§ **Task description**
Return all lines below containing the word "variation".

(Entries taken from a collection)
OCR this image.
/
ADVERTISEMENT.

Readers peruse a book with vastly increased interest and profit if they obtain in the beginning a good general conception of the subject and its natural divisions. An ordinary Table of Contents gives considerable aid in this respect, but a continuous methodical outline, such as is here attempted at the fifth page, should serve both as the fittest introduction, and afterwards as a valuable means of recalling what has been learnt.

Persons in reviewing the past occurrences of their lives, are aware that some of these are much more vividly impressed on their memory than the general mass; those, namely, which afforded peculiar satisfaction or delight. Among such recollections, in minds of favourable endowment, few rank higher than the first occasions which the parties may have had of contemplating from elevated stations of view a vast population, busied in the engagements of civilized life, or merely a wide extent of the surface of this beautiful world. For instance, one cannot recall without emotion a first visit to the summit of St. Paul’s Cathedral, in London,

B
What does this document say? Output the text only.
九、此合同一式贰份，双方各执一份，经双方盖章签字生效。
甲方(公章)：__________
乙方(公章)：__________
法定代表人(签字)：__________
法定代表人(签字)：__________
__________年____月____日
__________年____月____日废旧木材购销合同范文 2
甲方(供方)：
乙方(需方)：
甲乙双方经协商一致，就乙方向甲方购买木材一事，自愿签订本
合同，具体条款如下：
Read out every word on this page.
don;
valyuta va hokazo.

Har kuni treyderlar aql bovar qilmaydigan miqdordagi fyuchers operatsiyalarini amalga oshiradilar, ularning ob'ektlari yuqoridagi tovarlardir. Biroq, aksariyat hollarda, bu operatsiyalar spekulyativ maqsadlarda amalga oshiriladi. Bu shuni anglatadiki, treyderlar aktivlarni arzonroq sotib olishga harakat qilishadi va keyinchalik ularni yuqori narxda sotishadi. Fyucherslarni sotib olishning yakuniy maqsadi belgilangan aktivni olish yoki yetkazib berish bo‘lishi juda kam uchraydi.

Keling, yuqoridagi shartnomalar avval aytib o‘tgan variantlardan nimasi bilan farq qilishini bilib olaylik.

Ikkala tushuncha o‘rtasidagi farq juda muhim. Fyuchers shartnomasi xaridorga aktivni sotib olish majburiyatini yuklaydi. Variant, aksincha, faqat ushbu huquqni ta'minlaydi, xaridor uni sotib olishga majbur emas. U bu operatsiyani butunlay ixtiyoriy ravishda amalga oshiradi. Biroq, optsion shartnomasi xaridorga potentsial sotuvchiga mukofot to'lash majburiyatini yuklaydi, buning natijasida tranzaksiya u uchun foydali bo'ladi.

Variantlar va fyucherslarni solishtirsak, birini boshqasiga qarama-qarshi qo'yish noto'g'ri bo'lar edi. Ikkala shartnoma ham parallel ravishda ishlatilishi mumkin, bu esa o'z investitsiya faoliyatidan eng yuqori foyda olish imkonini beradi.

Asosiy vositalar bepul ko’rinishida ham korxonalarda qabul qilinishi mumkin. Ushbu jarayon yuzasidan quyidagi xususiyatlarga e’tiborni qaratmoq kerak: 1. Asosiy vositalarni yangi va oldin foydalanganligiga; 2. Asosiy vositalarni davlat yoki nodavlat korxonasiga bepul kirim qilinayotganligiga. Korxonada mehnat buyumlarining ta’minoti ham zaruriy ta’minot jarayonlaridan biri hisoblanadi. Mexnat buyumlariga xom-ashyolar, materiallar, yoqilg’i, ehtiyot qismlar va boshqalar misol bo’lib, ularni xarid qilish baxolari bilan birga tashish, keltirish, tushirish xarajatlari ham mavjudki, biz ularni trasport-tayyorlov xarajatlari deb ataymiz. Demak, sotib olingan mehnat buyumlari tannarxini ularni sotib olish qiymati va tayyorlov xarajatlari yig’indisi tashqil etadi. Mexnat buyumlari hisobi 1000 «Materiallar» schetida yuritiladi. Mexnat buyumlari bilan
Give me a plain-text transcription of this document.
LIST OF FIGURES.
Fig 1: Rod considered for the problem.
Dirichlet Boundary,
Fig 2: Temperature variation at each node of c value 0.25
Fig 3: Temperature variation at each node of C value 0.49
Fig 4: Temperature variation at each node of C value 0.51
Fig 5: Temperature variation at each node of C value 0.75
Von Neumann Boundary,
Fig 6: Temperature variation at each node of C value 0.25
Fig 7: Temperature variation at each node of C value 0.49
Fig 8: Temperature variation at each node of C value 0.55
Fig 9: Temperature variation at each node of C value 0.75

§ **Exercise output**
Fig 2: Temperature variation at each node of c value 0.25
Fig 3: Temperature variation at each node of C value 0.49
Fig 4: Temperature variation at each node of C value 0.51
Fig 5: Temperature variation at each node of C value 0.75
Fig 6: Temperature variation at each node of C value 0.25
Fig 7: Temperature variation at each node of C value 0.49
Fig 8: Temperature variation at each node of C value 0.55
Fig 9: Temperature variation at each node of C value 0.75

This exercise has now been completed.